┌──

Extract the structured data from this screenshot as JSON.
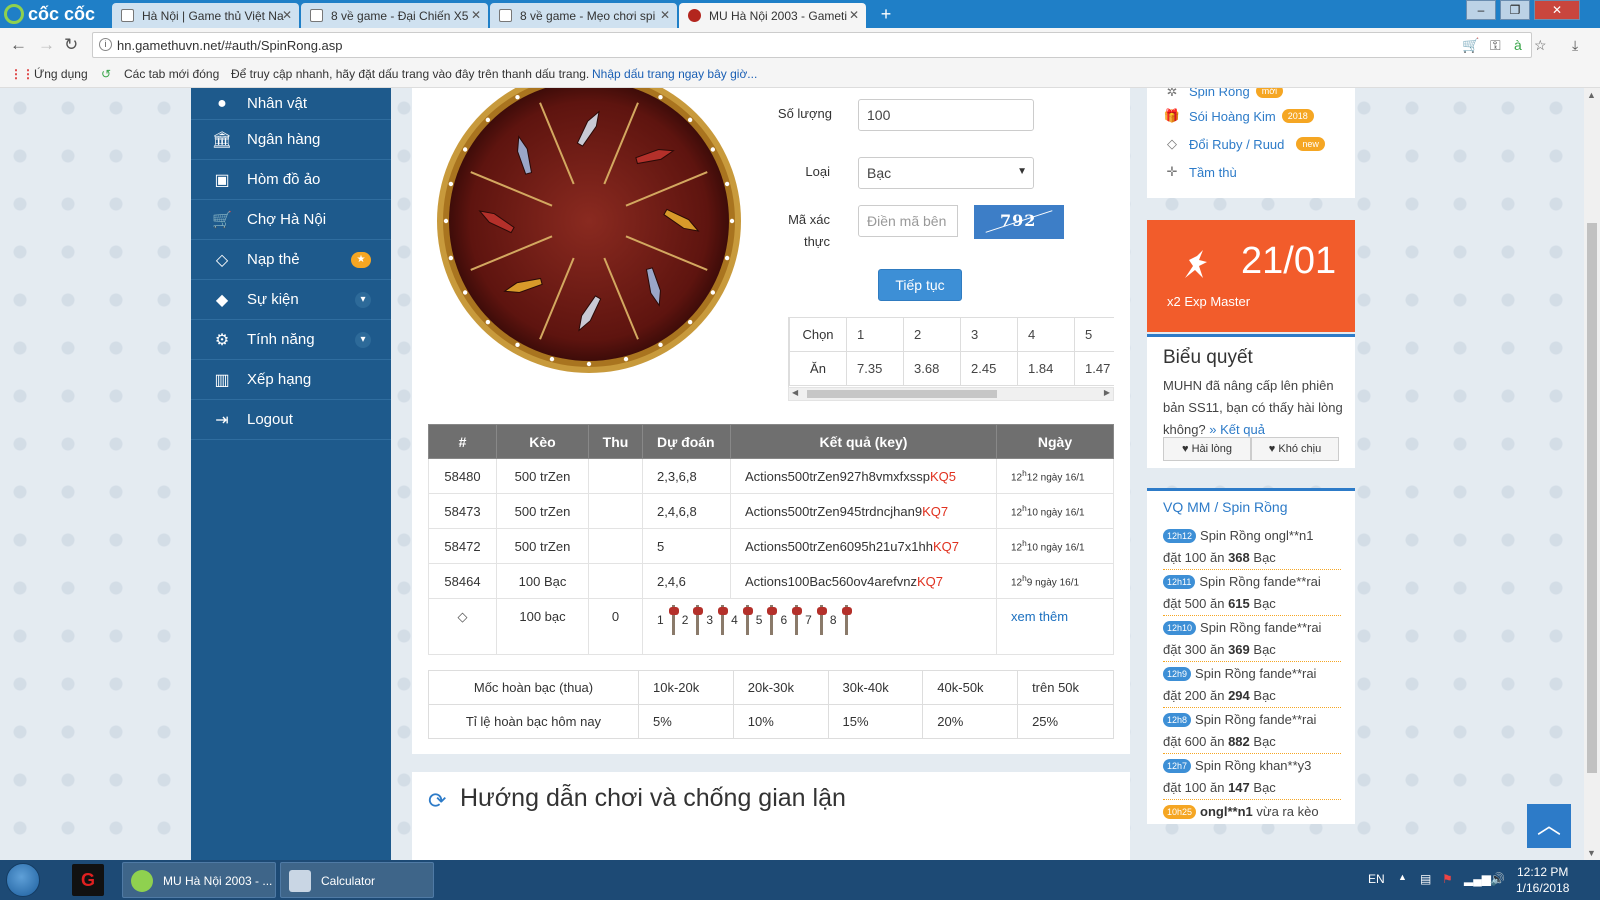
{
  "browser": {
    "brand": "cốc cốc",
    "tabs": [
      {
        "title": "Hà Nội | Game thủ Việt Na"
      },
      {
        "title": "8 về game - Đại Chiến X5"
      },
      {
        "title": "8 về game - Mẹo chơi spi"
      },
      {
        "title": "MU Hà Nội 2003 - Gameti"
      }
    ],
    "url": "hn.gamethuvn.net/#auth/SpinRong.asp",
    "bookmarks": {
      "apps": "Ứng dụng",
      "recent": "Các tab mới đóng",
      "hint": "Để truy cập nhanh, hãy đặt dấu trang vào đây trên thanh dấu trang.",
      "import": "Nhập dấu trang ngay bây giờ..."
    }
  },
  "leftnav": {
    "items": [
      {
        "label": "Nhân vật",
        "icon": "user-icon"
      },
      {
        "label": "Ngân hàng",
        "icon": "bank-icon"
      },
      {
        "label": "Hòm đồ ảo",
        "icon": "briefcase-icon"
      },
      {
        "label": "Chợ Hà Nội",
        "icon": "cart-icon"
      },
      {
        "label": "Nạp thẻ",
        "icon": "diamond-icon"
      },
      {
        "label": "Sự kiện",
        "icon": "android-icon"
      },
      {
        "label": "Tính năng",
        "icon": "cogs-icon"
      },
      {
        "label": "Xếp hạng",
        "icon": "bar-chart-icon"
      },
      {
        "label": "Logout",
        "icon": "sign-out-icon"
      }
    ]
  },
  "form": {
    "quantity_label": "Số lượng",
    "quantity_value": "100",
    "type_label": "Loại",
    "type_value": "Bạc",
    "captcha_label": "Mã xác thực",
    "captcha_placeholder": "Điền mã bên",
    "captcha_text": "792",
    "submit": "Tiếp tục"
  },
  "odds": {
    "row1_label": "Chọn",
    "row2_label": "Ăn",
    "choices": [
      "1",
      "2",
      "3",
      "4",
      "5"
    ],
    "payouts": [
      "7.35",
      "3.68",
      "2.45",
      "1.84",
      "1.47"
    ]
  },
  "history": {
    "headers": [
      "#",
      "Kèo",
      "Thu",
      "Dự đoán",
      "Kết quả (key)",
      "Ngày"
    ],
    "rows": [
      {
        "id": "58480",
        "keo": "500 trZen",
        "thu": "",
        "predict": "2,3,6,8",
        "key": "Actions500trZen927h8vmxfxssp",
        "kq": "KQ5",
        "date_h": "12",
        "date_rest": "12 ngày 16/1"
      },
      {
        "id": "58473",
        "keo": "500 trZen",
        "thu": "",
        "predict": "2,4,6,8",
        "key": "Actions500trZen945trdncjhan9",
        "kq": "KQ7",
        "date_h": "12",
        "date_rest": "10 ngày 16/1"
      },
      {
        "id": "58472",
        "keo": "500 trZen",
        "thu": "",
        "predict": "5",
        "key": "Actions500trZen6095h21u7x1hh",
        "kq": "KQ7",
        "date_h": "12",
        "date_rest": "10 ngày 16/1"
      },
      {
        "id": "58464",
        "keo": "100 Bạc",
        "thu": "",
        "predict": "2,4,6",
        "key": "Actions100Bac560ov4arefvnz",
        "kq": "KQ7",
        "date_h": "12",
        "date_rest": "9 ngày 16/1"
      }
    ],
    "last": {
      "keo": "100 bạc",
      "thu": "0",
      "items": [
        "1",
        "2",
        "3",
        "4",
        "5",
        "6",
        "7",
        "8"
      ],
      "more": "xem thêm"
    }
  },
  "refund": {
    "row1_label": "Mốc hoàn bạc (thua)",
    "row2_label": "Tỉ lệ hoàn bạc hôm nay",
    "tiers": [
      "10k-20k",
      "20k-30k",
      "30k-40k",
      "40k-50k",
      "trên 50k"
    ],
    "rates": [
      "5%",
      "10%",
      "15%",
      "20%",
      "25%"
    ]
  },
  "guide": {
    "title": "Hướng dẫn chơi và chống gian lận"
  },
  "right": {
    "links": [
      {
        "label": "Spin Rồng",
        "badge": "mới"
      },
      {
        "label": "Sói Hoàng Kim",
        "badge": "2018"
      },
      {
        "label": "Đổi Ruby / Ruud",
        "badge": "new"
      },
      {
        "label": "Tầm thù",
        "badge": ""
      }
    ],
    "promo": {
      "date": "21/01",
      "text": "x2 Exp Master"
    },
    "poll": {
      "title": "Biểu quyết",
      "text": "MUHN đã nâng cấp lên phiên bản SS11, bạn có thấy hài lòng không?",
      "result_link": "» Kết quả",
      "like": "Hài lòng",
      "dislike": "Khó chịu"
    },
    "feed": {
      "title": "VQ MM / Spin Rồng",
      "items": [
        {
          "time": "12h12",
          "text": "Spin Rồng ongl**n1",
          "bet": "đặt 100 ăn",
          "win": "368",
          "unit": "Bạc"
        },
        {
          "time": "12h11",
          "text": "Spin Rồng fande**rai",
          "bet": "đặt 500 ăn",
          "win": "615",
          "unit": "Bạc"
        },
        {
          "time": "12h10",
          "text": "Spin Rồng fande**rai",
          "bet": "đặt 300 ăn",
          "win": "369",
          "unit": "Bạc"
        },
        {
          "time": "12h9",
          "text": "Spin Rồng fande**rai",
          "bet": "đặt 200 ăn",
          "win": "294",
          "unit": "Bạc"
        },
        {
          "time": "12h8",
          "text": "Spin Rồng fande**rai",
          "bet": "đặt 600 ăn",
          "win": "882",
          "unit": "Bạc"
        },
        {
          "time": "12h7",
          "text": "Spin Rồng khan**y3",
          "bet": "đặt 100 ăn",
          "win": "147",
          "unit": "Bạc"
        }
      ],
      "last": {
        "time": "10h25",
        "user": "ongl**n1",
        "text": "vừa ra kèo"
      }
    }
  },
  "taskbar": {
    "apps": [
      {
        "label": "MU Hà Nội 2003 - ..."
      },
      {
        "label": "Calculator"
      }
    ],
    "lang": "EN",
    "time": "12:12 PM",
    "date": "1/16/2018"
  }
}
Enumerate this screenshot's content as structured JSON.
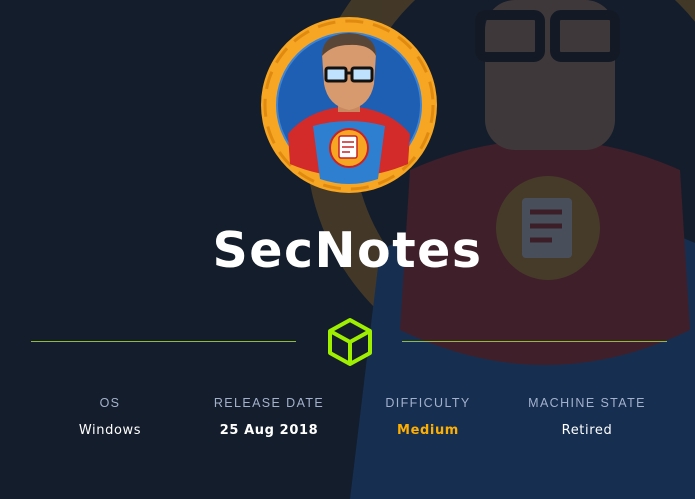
{
  "machine": {
    "name": "SecNotes",
    "avatar_icon": "superhero-notepad-avatar",
    "divider_icon": "cube-icon"
  },
  "stats": [
    {
      "label": "OS",
      "value": "Windows"
    },
    {
      "label": "RELEASE DATE",
      "value": "25 Aug 2018"
    },
    {
      "label": "DIFFICULTY",
      "value": "Medium"
    },
    {
      "label": "MACHINE STATE",
      "value": "Retired"
    }
  ],
  "colors": {
    "background": "#141d2b",
    "accent_green": "#9fef00",
    "difficulty_medium": "#ffaf00",
    "label_gray": "#a4b1cd",
    "avatar_ring": "#f6a623"
  }
}
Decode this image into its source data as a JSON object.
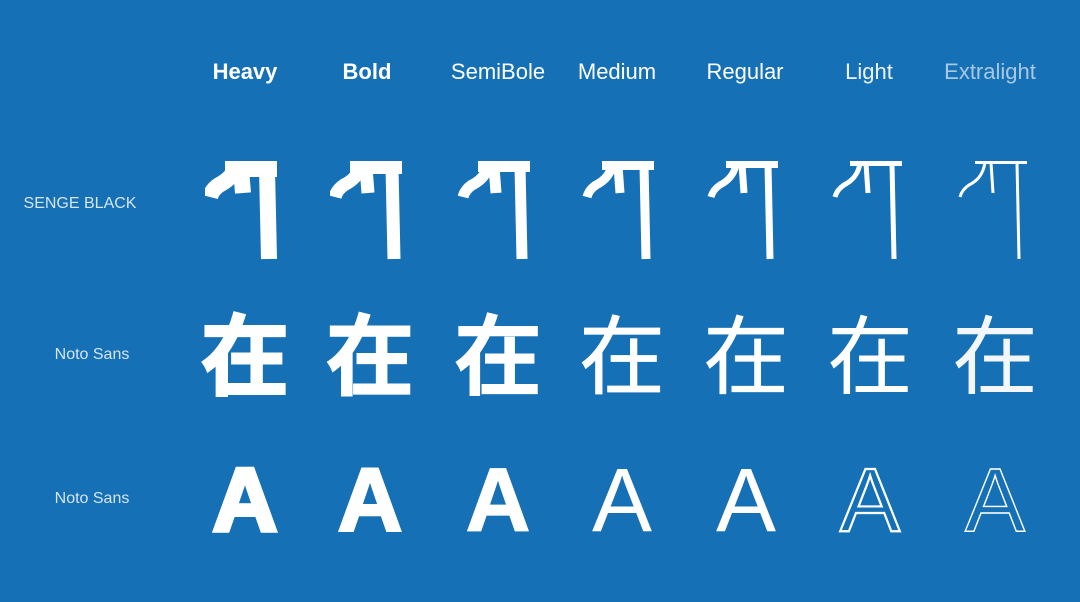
{
  "colors": {
    "background": "#1670b5",
    "text": "#ffffff",
    "row_label": "#d6e6f4",
    "extralight_header": "#a9cbe8"
  },
  "weights": [
    {
      "label": "Heavy",
      "value": 900
    },
    {
      "label": "Bold",
      "value": 700
    },
    {
      "label": "SemiBole",
      "value": 600
    },
    {
      "label": "Medium",
      "value": 500
    },
    {
      "label": "Regular",
      "value": 400
    },
    {
      "label": "Light",
      "value": 300
    },
    {
      "label": "Extralight",
      "value": 200
    }
  ],
  "rows": [
    {
      "label": "SENGE BLACK",
      "sample": "ག",
      "script": "tibetan"
    },
    {
      "label": "Noto Sans",
      "sample": "在",
      "script": "cjk"
    },
    {
      "label": "Noto Sans",
      "sample": "A",
      "script": "latin"
    }
  ]
}
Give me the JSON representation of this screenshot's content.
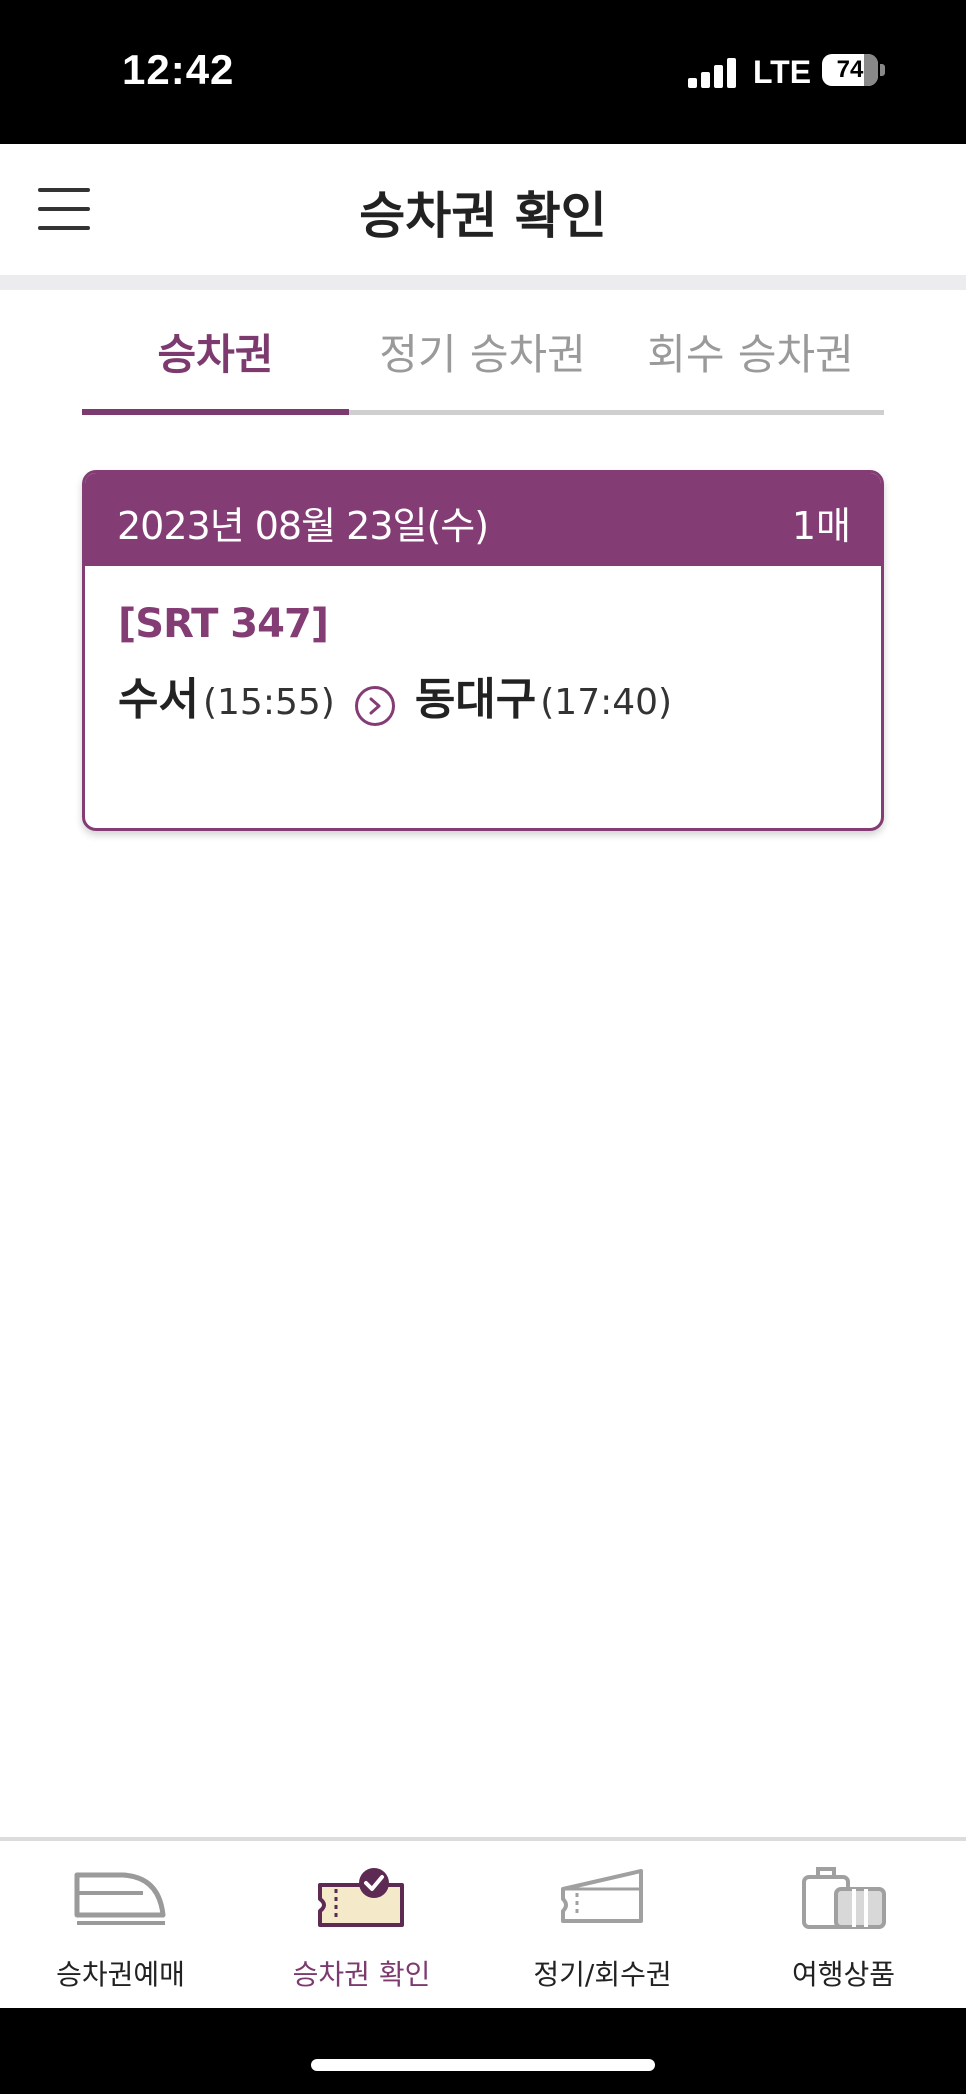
{
  "status_bar": {
    "time": "12:42",
    "network": "LTE",
    "battery": "74"
  },
  "header": {
    "title": "승차권 확인",
    "menu_icon": "hamburger-menu-icon"
  },
  "tabs": [
    {
      "label": "승차권",
      "active": true
    },
    {
      "label": "정기 승차권",
      "active": false
    },
    {
      "label": "회수 승차권",
      "active": false
    }
  ],
  "ticket": {
    "date": "2023년 08월 23일(수)",
    "count": "1매",
    "train": "[SRT 347]",
    "departure_station": "수서",
    "departure_time": "(15:55)",
    "arrival_station": "동대구",
    "arrival_time": "(17:40)",
    "arrow_icon": "chevron-right-circle-icon"
  },
  "bottom_nav": [
    {
      "label": "승차권예매",
      "icon": "train-icon",
      "active": false
    },
    {
      "label": "승차권 확인",
      "icon": "ticket-check-icon",
      "active": true
    },
    {
      "label": "정기/회수권",
      "icon": "season-ticket-icon",
      "active": false
    },
    {
      "label": "여행상품",
      "icon": "luggage-icon",
      "active": false
    }
  ],
  "colors": {
    "brand": "#843d74",
    "tab_active": "#7d3a6f",
    "tab_inactive": "#9a9a9a"
  }
}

└──

* _TASK DESCRIPTION_
Show all lines from the listing above in which "background" appears.

* _ANSWER FOR THE TASK_
    "background": "#141d2b",
    "background": "#1670b5",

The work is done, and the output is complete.